§ ACTIVITY:
Retype the whole listing exactly. Leave out pictures.
──────── RECORDS FOR THIS TASK ────────
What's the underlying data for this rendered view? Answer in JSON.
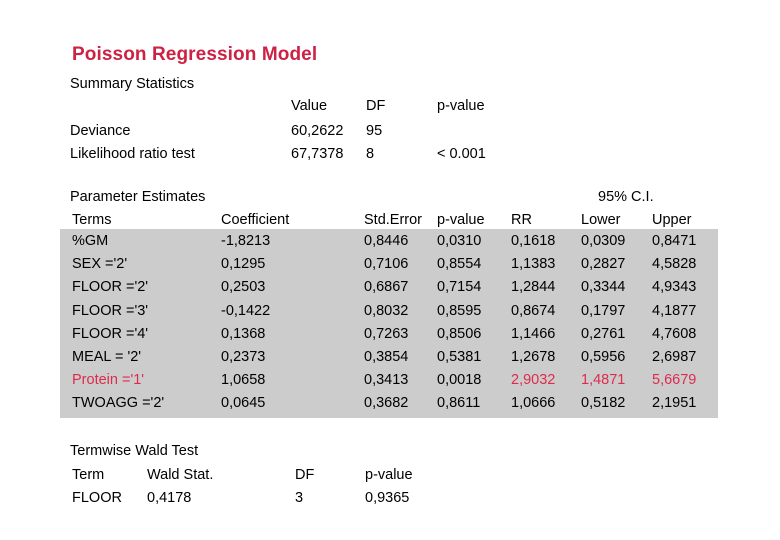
{
  "title": "Poisson Regression Model",
  "colors": {
    "title_red": "#cc2244",
    "highlight_red": "#dd2b4e",
    "band_gray": "#cccccc",
    "background": "#ffffff"
  },
  "summary": {
    "caption": "Summary Statistics",
    "headers": {
      "label": "",
      "value": "Value",
      "df": "DF",
      "pvalue": "p-value"
    },
    "rows": [
      {
        "label": "Deviance",
        "value": "60,2622",
        "df": "95",
        "pvalue": ""
      },
      {
        "label": "Likelihood ratio test",
        "value": "67,7378",
        "df": "8",
        "pvalue": "< 0.001"
      }
    ]
  },
  "estimates": {
    "caption": "Parameter Estimates",
    "ci_caption": "95% C.I.",
    "headers": {
      "terms": "Terms",
      "coefficient": "Coefficient",
      "std_error": "Std.Error",
      "pvalue": "p-value",
      "rr": "RR",
      "lower": "Lower",
      "upper": "Upper"
    },
    "rows": [
      {
        "term": "%GM",
        "coefficient": "-1,8213",
        "std_error": "0,8446",
        "pvalue": "0,0310",
        "rr": "0,1618",
        "lower": "0,0309",
        "upper": "0,8471",
        "highlight": false
      },
      {
        "term": "SEX ='2'",
        "coefficient": "0,1295",
        "std_error": "0,7106",
        "pvalue": "0,8554",
        "rr": "1,1383",
        "lower": "0,2827",
        "upper": "4,5828",
        "highlight": false
      },
      {
        "term": "FLOOR ='2'",
        "coefficient": "0,2503",
        "std_error": "0,6867",
        "pvalue": "0,7154",
        "rr": "1,2844",
        "lower": "0,3344",
        "upper": "4,9343",
        "highlight": false
      },
      {
        "term": "FLOOR ='3'",
        "coefficient": "-0,1422",
        "std_error": "0,8032",
        "pvalue": "0,8595",
        "rr": "0,8674",
        "lower": "0,1797",
        "upper": "4,1877",
        "highlight": false
      },
      {
        "term": "FLOOR ='4'",
        "coefficient": "0,1368",
        "std_error": "0,7263",
        "pvalue": "0,8506",
        "rr": "1,1466",
        "lower": "0,2761",
        "upper": "4,7608",
        "highlight": false
      },
      {
        "term": "MEAL = '2'",
        "coefficient": "0,2373",
        "std_error": "0,3854",
        "pvalue": "0,5381",
        "rr": "1,2678",
        "lower": "0,5956",
        "upper": "2,6987",
        "highlight": false
      },
      {
        "term": "Protein ='1'",
        "coefficient": "1,0658",
        "std_error": "0,3413",
        "pvalue": "0,0018",
        "rr": "2,9032",
        "lower": "1,4871",
        "upper": "5,6679",
        "highlight": true
      },
      {
        "term": "TWOAGG ='2'",
        "coefficient": "0,0645",
        "std_error": "0,3682",
        "pvalue": "0,8611",
        "rr": "1,0666",
        "lower": "0,5182",
        "upper": "2,1951",
        "highlight": false
      }
    ]
  },
  "wald": {
    "caption": "Termwise Wald Test",
    "headers": {
      "term": "Term",
      "stat": "Wald Stat.",
      "df": "DF",
      "pvalue": "p-value"
    },
    "rows": [
      {
        "term": "FLOOR",
        "stat": "0,4178",
        "df": "3",
        "pvalue": "0,9365"
      }
    ]
  }
}
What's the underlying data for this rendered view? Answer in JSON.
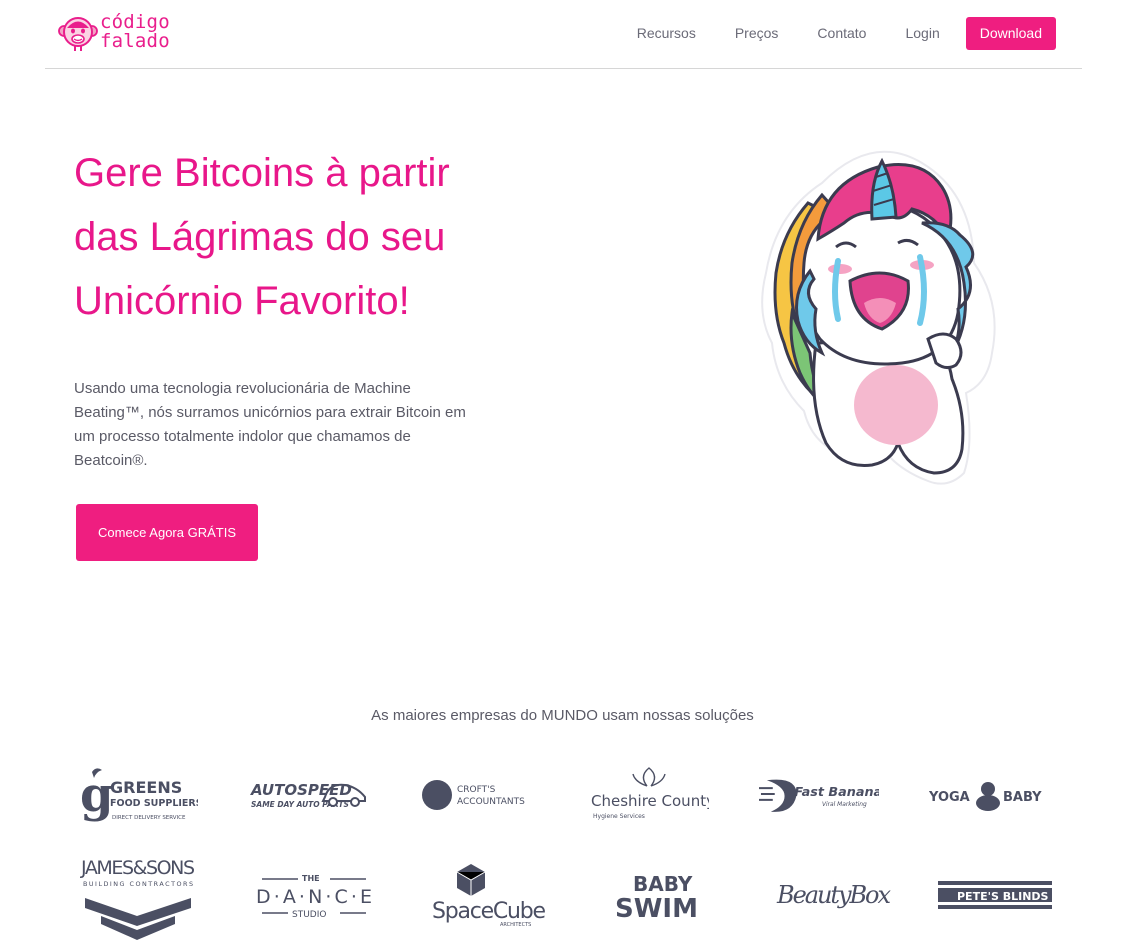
{
  "header": {
    "brand_line1": "código",
    "brand_line2": "falado",
    "nav": [
      "Recursos",
      "Preços",
      "Contato",
      "Login"
    ],
    "download_label": "Download"
  },
  "hero": {
    "title_lines": [
      "Gere Bitcoins à partir",
      "das Lágrimas do seu",
      "Unicórnio Favorito!"
    ],
    "description": "Usando uma tecnologia revolucionária de Machine Beating™, nós surramos unicórnios para extrair Bitcoin em um processo totalmente indolor que chamamos de Beatcoin®.",
    "cta_label": "Comece Agora GRÁTIS"
  },
  "clients": {
    "heading": "As maiores empresas do MUNDO usam nossas soluções",
    "logos": {
      "greens": {
        "main": "GREENS",
        "sub": "FOOD SUPPLIERS",
        "tag": "DIRECT DELIVERY SERVICE"
      },
      "autospeed": {
        "main": "AUTOSPEED",
        "sub": "SAME DAY AUTO PARTS"
      },
      "crofts": {
        "line1": "CROFT'S",
        "line2": "ACCOUNTANTS"
      },
      "cheshire": {
        "main": "Cheshire County",
        "sub": "Hygiene Services"
      },
      "fastbanana": {
        "main": "Fast Banana",
        "sub": "Viral Marketing"
      },
      "yogababy": {
        "left": "YOGA",
        "right": "BABY"
      },
      "jamessons": {
        "main": "JAMES&SONS",
        "sub": "BUILDING CONTRACTORS"
      },
      "dance": {
        "the": "THE",
        "main": "D·A·N·C·E",
        "sub": "STUDIO"
      },
      "spacecube": {
        "main": "SpaceCube",
        "sub": "ARCHITECTS"
      },
      "babyswim": {
        "line1": "BABY",
        "line2": "SWIM"
      },
      "beautybox": {
        "main": "BeautyBox"
      },
      "petes": {
        "main": "PETE'S BLINDS"
      }
    }
  },
  "colors": {
    "brand_pink": "#e8178a",
    "button_pink": "#ef1e80",
    "logo_gray": "#4b4f63",
    "text_gray": "#5a5a66"
  }
}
────────
§ RESPONSE TO THE EXERCISE:
What's the underlying data for this rendered view? Answer in JSON.
{
  "title": "Poisson Regression Model",
  "colors": {
    "title_red": "#cc2244",
    "highlight_red": "#dd2b4e",
    "band_gray": "#cccccc",
    "background": "#ffffff"
  },
  "summary": {
    "caption": "Summary Statistics",
    "headers": {
      "label": "",
      "value": "Value",
      "df": "DF",
      "pvalue": "p-value"
    },
    "rows": [
      {
        "label": "Deviance",
        "value": "60,2622",
        "df": "95",
        "pvalue": ""
      },
      {
        "label": "Likelihood ratio test",
        "value": "67,7378",
        "df": "8",
        "pvalue": "< 0.001"
      }
    ]
  },
  "estimates": {
    "caption": "Parameter Estimates",
    "ci_caption": "95% C.I.",
    "headers": {
      "terms": "Terms",
      "coefficient": "Coefficient",
      "std_error": "Std.Error",
      "pvalue": "p-value",
      "rr": "RR",
      "lower": "Lower",
      "upper": "Upper"
    },
    "rows": [
      {
        "term": "%GM",
        "coefficient": "-1,8213",
        "std_error": "0,8446",
        "pvalue": "0,0310",
        "rr": "0,1618",
        "lower": "0,0309",
        "upper": "0,8471",
        "highlight": false
      },
      {
        "term": "SEX ='2'",
        "coefficient": "0,1295",
        "std_error": "0,7106",
        "pvalue": "0,8554",
        "rr": "1,1383",
        "lower": "0,2827",
        "upper": "4,5828",
        "highlight": false
      },
      {
        "term": "FLOOR ='2'",
        "coefficient": "0,2503",
        "std_error": "0,6867",
        "pvalue": "0,7154",
        "rr": "1,2844",
        "lower": "0,3344",
        "upper": "4,9343",
        "highlight": false
      },
      {
        "term": "FLOOR ='3'",
        "coefficient": "-0,1422",
        "std_error": "0,8032",
        "pvalue": "0,8595",
        "rr": "0,8674",
        "lower": "0,1797",
        "upper": "4,1877",
        "highlight": false
      },
      {
        "term": "FLOOR ='4'",
        "coefficient": "0,1368",
        "std_error": "0,7263",
        "pvalue": "0,8506",
        "rr": "1,1466",
        "lower": "0,2761",
        "upper": "4,7608",
        "highlight": false
      },
      {
        "term": "MEAL = '2'",
        "coefficient": "0,2373",
        "std_error": "0,3854",
        "pvalue": "0,5381",
        "rr": "1,2678",
        "lower": "0,5956",
        "upper": "2,6987",
        "highlight": false
      },
      {
        "term": "Protein ='1'",
        "coefficient": "1,0658",
        "std_error": "0,3413",
        "pvalue": "0,0018",
        "rr": "2,9032",
        "lower": "1,4871",
        "upper": "5,6679",
        "highlight": true
      },
      {
        "term": "TWOAGG ='2'",
        "coefficient": "0,0645",
        "std_error": "0,3682",
        "pvalue": "0,8611",
        "rr": "1,0666",
        "lower": "0,5182",
        "upper": "2,1951",
        "highlight": false
      }
    ]
  },
  "wald": {
    "caption": "Termwise Wald Test",
    "headers": {
      "term": "Term",
      "stat": "Wald Stat.",
      "df": "DF",
      "pvalue": "p-value"
    },
    "rows": [
      {
        "term": "FLOOR",
        "stat": "0,4178",
        "df": "3",
        "pvalue": "0,9365"
      }
    ]
  }
}
What's the underlying data for this rendered view? Answer in JSON.
{
  "header": {
    "brand_line1": "código",
    "brand_line2": "falado",
    "nav": [
      "Recursos",
      "Preços",
      "Contato",
      "Login"
    ],
    "download_label": "Download"
  },
  "hero": {
    "title_lines": [
      "Gere Bitcoins à partir",
      "das Lágrimas do seu",
      "Unicórnio Favorito!"
    ],
    "description": "Usando uma tecnologia revolucionária de Machine Beating™, nós surramos unicórnios para extrair Bitcoin em um processo totalmente indolor que chamamos de Beatcoin®.",
    "cta_label": "Comece Agora GRÁTIS"
  },
  "clients": {
    "heading": "As maiores empresas do MUNDO usam nossas soluções",
    "logos": {
      "greens": {
        "main": "GREENS",
        "sub": "FOOD SUPPLIERS",
        "tag": "DIRECT DELIVERY SERVICE"
      },
      "autospeed": {
        "main": "AUTOSPEED",
        "sub": "SAME DAY AUTO PARTS"
      },
      "crofts": {
        "line1": "CROFT'S",
        "line2": "ACCOUNTANTS"
      },
      "cheshire": {
        "main": "Cheshire County",
        "sub": "Hygiene Services"
      },
      "fastbanana": {
        "main": "Fast Banana",
        "sub": "Viral Marketing"
      },
      "yogababy": {
        "left": "YOGA",
        "right": "BABY"
      },
      "jamessons": {
        "main": "JAMES&SONS",
        "sub": "BUILDING CONTRACTORS"
      },
      "dance": {
        "the": "THE",
        "main": "D·A·N·C·E",
        "sub": "STUDIO"
      },
      "spacecube": {
        "main": "SpaceCube",
        "sub": "ARCHITECTS"
      },
      "babyswim": {
        "line1": "BABY",
        "line2": "SWIM"
      },
      "beautybox": {
        "main": "BeautyBox"
      },
      "petes": {
        "main": "PETE'S BLINDS"
      }
    }
  },
  "colors": {
    "brand_pink": "#e8178a",
    "button_pink": "#ef1e80",
    "logo_gray": "#4b4f63",
    "text_gray": "#5a5a66"
  }
}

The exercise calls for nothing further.